## Problem to solve
The exercise asks you to copy every line below in which "inch" appears.

========

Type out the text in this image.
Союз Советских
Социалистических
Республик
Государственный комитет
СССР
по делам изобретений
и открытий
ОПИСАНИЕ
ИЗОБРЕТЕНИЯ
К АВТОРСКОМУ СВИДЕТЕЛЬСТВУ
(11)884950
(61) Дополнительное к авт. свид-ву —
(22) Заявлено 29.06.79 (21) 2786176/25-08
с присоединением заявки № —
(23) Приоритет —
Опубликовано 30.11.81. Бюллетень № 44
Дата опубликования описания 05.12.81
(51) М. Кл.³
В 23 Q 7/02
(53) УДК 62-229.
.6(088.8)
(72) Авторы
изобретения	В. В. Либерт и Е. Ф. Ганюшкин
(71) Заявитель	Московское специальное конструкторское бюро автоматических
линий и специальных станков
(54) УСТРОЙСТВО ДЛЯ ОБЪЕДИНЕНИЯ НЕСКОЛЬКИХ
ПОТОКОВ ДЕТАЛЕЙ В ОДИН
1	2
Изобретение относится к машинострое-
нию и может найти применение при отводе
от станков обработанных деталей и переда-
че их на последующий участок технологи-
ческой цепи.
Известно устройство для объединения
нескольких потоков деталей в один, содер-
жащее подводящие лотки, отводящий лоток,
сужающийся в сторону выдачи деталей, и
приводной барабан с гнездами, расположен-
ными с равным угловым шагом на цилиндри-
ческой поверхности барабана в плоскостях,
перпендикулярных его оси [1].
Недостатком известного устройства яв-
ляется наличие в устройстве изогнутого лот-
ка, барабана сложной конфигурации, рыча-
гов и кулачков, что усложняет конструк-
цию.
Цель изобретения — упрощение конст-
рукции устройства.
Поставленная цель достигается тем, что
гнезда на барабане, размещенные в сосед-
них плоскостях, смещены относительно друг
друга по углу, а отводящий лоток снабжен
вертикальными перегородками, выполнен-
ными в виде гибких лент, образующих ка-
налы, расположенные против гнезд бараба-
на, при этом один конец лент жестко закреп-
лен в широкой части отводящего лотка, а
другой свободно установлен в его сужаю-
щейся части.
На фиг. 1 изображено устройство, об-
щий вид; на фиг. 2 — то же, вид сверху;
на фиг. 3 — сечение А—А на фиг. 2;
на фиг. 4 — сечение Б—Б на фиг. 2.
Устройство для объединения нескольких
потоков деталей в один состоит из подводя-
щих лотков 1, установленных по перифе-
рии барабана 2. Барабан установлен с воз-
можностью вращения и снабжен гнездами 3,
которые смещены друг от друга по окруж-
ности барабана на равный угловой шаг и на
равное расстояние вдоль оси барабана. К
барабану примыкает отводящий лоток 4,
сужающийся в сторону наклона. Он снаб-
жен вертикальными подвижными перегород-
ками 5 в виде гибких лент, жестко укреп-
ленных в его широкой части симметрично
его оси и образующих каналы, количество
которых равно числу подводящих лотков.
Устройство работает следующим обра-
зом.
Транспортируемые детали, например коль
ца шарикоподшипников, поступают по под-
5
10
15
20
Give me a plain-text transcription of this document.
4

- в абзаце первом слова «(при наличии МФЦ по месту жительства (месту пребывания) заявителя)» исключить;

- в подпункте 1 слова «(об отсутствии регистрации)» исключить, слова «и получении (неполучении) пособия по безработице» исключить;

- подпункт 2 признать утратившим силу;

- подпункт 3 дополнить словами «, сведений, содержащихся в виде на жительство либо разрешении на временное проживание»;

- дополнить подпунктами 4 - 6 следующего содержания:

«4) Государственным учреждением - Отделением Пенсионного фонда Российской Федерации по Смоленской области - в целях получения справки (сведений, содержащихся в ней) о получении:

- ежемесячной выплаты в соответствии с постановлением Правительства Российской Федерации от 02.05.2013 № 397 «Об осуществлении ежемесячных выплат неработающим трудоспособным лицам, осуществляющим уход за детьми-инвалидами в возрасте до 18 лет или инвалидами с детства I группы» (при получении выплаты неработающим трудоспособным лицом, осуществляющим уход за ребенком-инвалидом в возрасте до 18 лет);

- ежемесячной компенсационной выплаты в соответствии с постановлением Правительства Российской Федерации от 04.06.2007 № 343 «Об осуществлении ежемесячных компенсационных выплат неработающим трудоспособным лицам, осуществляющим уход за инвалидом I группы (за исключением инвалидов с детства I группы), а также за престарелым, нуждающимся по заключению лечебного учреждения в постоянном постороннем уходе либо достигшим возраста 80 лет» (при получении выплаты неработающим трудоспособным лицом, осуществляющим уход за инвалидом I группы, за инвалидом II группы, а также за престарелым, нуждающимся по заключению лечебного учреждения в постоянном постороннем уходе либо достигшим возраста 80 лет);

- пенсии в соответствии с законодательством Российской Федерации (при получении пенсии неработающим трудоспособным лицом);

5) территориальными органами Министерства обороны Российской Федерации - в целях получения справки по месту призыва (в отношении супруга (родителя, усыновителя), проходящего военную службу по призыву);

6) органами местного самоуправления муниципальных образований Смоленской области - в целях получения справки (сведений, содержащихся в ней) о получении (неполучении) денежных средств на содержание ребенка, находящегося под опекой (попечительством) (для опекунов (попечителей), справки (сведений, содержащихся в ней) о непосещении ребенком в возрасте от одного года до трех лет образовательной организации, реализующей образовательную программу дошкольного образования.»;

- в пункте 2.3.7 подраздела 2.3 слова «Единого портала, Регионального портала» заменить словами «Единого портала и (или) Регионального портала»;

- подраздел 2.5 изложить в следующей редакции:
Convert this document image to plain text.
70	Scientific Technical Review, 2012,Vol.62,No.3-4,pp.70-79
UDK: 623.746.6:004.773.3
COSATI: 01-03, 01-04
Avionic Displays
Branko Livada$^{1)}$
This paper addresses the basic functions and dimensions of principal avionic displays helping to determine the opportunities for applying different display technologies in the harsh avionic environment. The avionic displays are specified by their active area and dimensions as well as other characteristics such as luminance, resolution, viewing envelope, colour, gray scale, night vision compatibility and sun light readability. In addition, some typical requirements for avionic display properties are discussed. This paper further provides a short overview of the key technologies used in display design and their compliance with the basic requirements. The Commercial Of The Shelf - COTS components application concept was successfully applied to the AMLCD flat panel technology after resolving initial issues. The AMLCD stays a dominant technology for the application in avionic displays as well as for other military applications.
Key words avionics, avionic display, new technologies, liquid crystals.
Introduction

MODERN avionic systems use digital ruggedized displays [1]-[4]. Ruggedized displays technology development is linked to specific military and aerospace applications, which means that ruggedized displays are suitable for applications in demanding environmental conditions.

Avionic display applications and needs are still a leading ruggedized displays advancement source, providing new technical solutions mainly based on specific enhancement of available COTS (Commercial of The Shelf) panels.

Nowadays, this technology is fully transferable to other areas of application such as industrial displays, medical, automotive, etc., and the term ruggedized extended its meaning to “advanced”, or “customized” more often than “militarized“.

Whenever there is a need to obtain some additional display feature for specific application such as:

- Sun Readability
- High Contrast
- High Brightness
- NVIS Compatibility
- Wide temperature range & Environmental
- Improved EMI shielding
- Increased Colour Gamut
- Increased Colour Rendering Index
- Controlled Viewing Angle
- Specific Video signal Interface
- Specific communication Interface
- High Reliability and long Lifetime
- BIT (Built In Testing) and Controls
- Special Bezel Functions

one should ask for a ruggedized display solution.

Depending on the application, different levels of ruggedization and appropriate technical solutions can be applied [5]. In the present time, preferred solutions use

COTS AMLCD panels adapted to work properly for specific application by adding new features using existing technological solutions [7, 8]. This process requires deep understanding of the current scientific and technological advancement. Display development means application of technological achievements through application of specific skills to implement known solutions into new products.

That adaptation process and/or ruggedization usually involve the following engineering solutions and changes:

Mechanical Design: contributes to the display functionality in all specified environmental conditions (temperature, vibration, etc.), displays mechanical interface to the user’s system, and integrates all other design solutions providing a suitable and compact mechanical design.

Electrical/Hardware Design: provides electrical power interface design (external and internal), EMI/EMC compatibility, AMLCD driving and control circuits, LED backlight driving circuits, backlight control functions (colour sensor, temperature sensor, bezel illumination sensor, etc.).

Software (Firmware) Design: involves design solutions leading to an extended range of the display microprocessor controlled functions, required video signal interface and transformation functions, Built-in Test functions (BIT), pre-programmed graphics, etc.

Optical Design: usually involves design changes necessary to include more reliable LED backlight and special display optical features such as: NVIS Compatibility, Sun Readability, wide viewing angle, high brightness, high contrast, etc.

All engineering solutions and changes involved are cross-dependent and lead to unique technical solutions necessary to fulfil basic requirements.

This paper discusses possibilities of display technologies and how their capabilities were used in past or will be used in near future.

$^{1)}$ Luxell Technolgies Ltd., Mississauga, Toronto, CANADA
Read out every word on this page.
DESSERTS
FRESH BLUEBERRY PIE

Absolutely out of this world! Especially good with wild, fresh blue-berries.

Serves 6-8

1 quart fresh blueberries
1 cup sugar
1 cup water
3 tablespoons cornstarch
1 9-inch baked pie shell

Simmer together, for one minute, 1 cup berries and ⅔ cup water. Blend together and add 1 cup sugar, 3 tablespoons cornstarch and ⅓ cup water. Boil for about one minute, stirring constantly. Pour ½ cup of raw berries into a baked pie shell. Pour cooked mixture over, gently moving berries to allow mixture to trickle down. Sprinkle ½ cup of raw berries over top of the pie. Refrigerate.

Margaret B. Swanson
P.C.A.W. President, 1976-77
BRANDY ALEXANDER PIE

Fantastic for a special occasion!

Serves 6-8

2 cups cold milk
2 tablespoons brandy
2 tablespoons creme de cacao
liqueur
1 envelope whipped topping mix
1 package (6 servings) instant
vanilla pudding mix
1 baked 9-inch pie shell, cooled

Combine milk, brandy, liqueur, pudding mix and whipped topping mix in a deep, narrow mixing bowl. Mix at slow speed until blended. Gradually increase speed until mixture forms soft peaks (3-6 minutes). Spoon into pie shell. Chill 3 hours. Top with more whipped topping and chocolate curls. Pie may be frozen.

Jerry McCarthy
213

========

## Expected answer
1 9-inch baked pie shell
1 baked 9-inch pie shell, cooled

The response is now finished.